STATED PROBLEM: Copy the data precisely, character for character, and leave out every picture.

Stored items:
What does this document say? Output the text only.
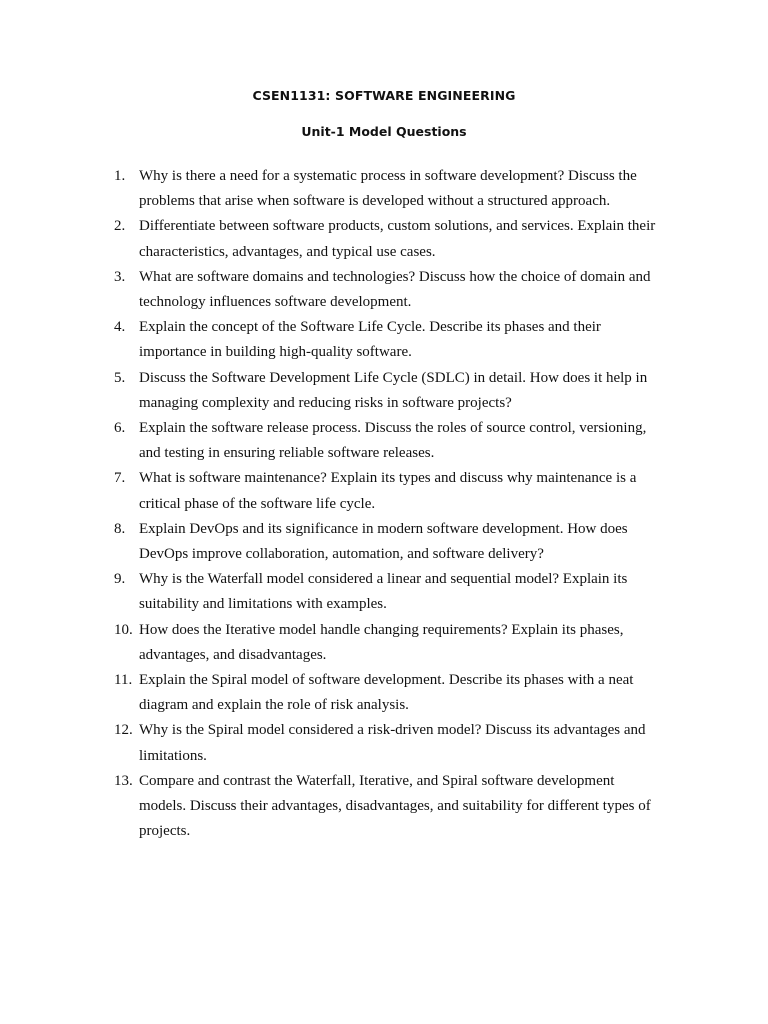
CSEN1131: SOFTWARE ENGINEERING
Unit-1 Model Questions
1. Why is there a need for a systematic process in software development? Discuss the
problems that arise when software is developed without a structured approach.
2. Differentiate between software products, custom solutions, and services. Explain their
characteristics, advantages, and typical use cases.
3. What are software domains and technologies? Discuss how the choice of domain and
technology influences software development.
4. Explain the concept of the Software Life Cycle. Describe its phases and their
importance in building high-quality software.
5. Discuss the Software Development Life Cycle (SDLC) in detail. How does it help in
managing complexity and reducing risks in software projects?
6. Explain the software release process. Discuss the roles of source control, versioning,
and testing in ensuring reliable software releases.
7. What is software maintenance? Explain its types and discuss why maintenance is a
critical phase of the software life cycle.
8. Explain DevOps and its significance in modern software development. How does
DevOps improve collaboration, automation, and software delivery?
9. Why is the Waterfall model considered a linear and sequential model? Explain its
suitability and limitations with examples.
10. How does the Iterative model handle changing requirements? Explain its phases,
advantages, and disadvantages.
11. Explain the Spiral model of software development. Describe its phases with a neat
diagram and explain the role of risk analysis.
12. Why is the Spiral model considered a risk-driven model? Discuss its advantages and
limitations.
13. Compare and contrast the Waterfall, Iterative, and Spiral software development
models. Discuss their advantages, disadvantages, and suitability for different types of
projects.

REPLY TO THE TASK:
What does this document say? Output the text only.
CSEN1131: SOFTWARE ENGINEERING
Unit-1 Model Questions
1. Why is there a need for a systematic process in software development? Discuss the
problems that arise when software is developed without a structured approach.
2. Differentiate between software products, custom solutions, and services. Explain their
characteristics, advantages, and typical use cases.
3. What are software domains and technologies? Discuss how the choice of domain and
technology influences software development.
4. Explain the concept of the Software Life Cycle. Describe its phases and their
importance in building high-quality software.
5. Discuss the Software Development Life Cycle (SDLC) in detail. How does it help in
managing complexity and reducing risks in software projects?
6. Explain the software release process. Discuss the roles of source control, versioning,
and testing in ensuring reliable software releases.
7. What is software maintenance? Explain its types and discuss why maintenance is a
critical phase of the software life cycle.
8. Explain DevOps and its significance in modern software development. How does
DevOps improve collaboration, automation, and software delivery?
9. Why is the Waterfall model considered a linear and sequential model? Explain its
suitability and limitations with examples.
10. How does the Iterative model handle changing requirements? Explain its phases,
advantages, and disadvantages.
11. Explain the Spiral model of software development. Describe its phases with a neat
diagram and explain the role of risk analysis.
12. Why is the Spiral model considered a risk-driven model? Discuss its advantages and
limitations.
13. Compare and contrast the Waterfall, Iterative, and Spiral software development
models. Discuss their advantages, disadvantages, and suitability for different types of
projects.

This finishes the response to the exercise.